RECORD SET =>

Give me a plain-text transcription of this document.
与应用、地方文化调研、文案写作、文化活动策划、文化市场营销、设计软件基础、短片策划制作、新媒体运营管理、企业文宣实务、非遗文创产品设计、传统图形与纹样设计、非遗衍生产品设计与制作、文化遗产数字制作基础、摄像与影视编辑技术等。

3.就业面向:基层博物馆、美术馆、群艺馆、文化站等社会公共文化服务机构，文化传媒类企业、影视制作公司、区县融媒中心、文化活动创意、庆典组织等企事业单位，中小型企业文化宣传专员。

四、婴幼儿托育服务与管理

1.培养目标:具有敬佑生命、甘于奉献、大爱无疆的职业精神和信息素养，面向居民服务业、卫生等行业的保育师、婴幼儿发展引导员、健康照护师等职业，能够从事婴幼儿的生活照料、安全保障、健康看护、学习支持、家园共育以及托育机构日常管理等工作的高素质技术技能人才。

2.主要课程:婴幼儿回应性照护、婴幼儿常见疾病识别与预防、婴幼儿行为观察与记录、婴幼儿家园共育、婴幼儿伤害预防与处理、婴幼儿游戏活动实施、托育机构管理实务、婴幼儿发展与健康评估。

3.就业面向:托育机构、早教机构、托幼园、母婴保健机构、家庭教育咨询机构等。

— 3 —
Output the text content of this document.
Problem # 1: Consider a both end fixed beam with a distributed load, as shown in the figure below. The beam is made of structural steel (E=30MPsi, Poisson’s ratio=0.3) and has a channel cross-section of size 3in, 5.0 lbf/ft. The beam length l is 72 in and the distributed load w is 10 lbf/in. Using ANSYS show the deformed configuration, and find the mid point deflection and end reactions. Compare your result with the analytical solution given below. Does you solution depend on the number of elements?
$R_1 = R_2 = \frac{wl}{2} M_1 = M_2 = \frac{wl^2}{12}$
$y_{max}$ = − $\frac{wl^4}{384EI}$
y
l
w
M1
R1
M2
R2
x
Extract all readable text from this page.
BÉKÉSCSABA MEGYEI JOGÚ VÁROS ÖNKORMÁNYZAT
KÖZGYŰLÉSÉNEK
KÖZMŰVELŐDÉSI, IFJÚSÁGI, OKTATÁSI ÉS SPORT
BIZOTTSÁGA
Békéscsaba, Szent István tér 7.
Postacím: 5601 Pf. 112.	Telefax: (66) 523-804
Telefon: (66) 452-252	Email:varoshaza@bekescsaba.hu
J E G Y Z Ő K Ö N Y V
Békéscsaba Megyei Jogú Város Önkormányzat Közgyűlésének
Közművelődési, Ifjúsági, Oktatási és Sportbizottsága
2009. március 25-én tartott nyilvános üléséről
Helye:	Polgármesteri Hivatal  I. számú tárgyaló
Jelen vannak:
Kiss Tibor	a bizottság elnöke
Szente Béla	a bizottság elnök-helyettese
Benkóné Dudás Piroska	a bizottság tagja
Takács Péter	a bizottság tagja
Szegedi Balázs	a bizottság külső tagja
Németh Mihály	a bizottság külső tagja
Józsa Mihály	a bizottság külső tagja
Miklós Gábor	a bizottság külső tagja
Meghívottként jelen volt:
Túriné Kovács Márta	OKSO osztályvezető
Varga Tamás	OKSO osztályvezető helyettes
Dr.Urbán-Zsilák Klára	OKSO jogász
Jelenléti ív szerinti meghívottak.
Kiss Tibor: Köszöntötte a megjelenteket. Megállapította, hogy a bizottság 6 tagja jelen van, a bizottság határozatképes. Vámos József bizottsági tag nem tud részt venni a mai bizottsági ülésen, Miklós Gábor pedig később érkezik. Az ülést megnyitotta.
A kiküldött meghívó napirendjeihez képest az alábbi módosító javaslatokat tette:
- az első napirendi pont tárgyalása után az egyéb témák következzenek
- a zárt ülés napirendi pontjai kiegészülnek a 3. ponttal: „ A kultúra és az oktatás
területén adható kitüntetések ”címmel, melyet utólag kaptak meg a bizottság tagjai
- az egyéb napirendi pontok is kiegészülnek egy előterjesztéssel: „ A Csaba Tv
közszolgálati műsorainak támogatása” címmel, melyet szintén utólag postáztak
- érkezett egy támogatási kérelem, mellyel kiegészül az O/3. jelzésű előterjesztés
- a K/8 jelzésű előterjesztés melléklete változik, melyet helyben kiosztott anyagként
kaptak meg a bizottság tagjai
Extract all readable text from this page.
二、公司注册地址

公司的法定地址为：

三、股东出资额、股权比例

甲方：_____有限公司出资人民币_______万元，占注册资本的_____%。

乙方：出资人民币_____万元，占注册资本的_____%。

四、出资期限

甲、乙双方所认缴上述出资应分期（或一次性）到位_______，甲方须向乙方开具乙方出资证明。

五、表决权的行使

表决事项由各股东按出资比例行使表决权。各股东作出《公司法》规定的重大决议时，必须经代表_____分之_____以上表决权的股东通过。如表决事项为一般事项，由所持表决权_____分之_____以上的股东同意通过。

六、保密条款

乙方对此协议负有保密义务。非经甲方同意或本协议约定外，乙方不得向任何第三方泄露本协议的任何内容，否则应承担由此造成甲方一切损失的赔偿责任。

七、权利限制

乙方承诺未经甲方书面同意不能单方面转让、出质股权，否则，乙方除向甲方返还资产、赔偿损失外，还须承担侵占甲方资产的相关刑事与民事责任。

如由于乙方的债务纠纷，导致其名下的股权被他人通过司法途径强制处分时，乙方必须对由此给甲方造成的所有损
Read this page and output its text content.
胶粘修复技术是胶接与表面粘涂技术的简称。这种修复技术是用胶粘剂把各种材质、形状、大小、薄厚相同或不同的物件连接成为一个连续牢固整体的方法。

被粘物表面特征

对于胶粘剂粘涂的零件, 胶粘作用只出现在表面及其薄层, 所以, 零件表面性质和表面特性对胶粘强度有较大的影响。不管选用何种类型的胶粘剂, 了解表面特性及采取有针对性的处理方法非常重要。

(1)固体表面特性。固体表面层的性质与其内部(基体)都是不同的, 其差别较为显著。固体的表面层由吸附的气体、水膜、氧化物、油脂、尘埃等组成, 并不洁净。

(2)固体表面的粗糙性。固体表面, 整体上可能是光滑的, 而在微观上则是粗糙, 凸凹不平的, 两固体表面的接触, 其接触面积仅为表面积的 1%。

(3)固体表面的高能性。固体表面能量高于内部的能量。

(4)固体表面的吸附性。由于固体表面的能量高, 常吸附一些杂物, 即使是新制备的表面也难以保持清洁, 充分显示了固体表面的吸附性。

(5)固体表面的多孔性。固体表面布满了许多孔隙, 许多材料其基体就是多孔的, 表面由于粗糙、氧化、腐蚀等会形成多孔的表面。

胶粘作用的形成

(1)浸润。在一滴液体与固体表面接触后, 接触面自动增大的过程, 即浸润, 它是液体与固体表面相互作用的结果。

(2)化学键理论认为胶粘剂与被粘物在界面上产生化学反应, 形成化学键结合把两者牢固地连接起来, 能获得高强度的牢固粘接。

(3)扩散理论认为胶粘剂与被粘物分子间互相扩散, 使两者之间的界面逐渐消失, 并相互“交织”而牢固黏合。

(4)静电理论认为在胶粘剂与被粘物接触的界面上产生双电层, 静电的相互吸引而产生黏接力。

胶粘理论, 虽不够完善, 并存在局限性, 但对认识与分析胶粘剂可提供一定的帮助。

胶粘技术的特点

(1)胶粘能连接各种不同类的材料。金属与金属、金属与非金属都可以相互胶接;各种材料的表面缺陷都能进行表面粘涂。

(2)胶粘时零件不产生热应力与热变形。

DIRECTION => In the listing above, find the lines holding the word "napirendi" and copy them.

ANSWER FOR THIS EXERCISE =>
- az első napirendi pont tárgyalása után az egyéb témák következzenek
- a zárt ülés napirendi pontjai kiegészülnek a 3. ponttal: „ A kultúra és az oktatás
- az egyéb napirendi pontok is kiegészülnek egy előterjesztéssel: „ A Csaba Tv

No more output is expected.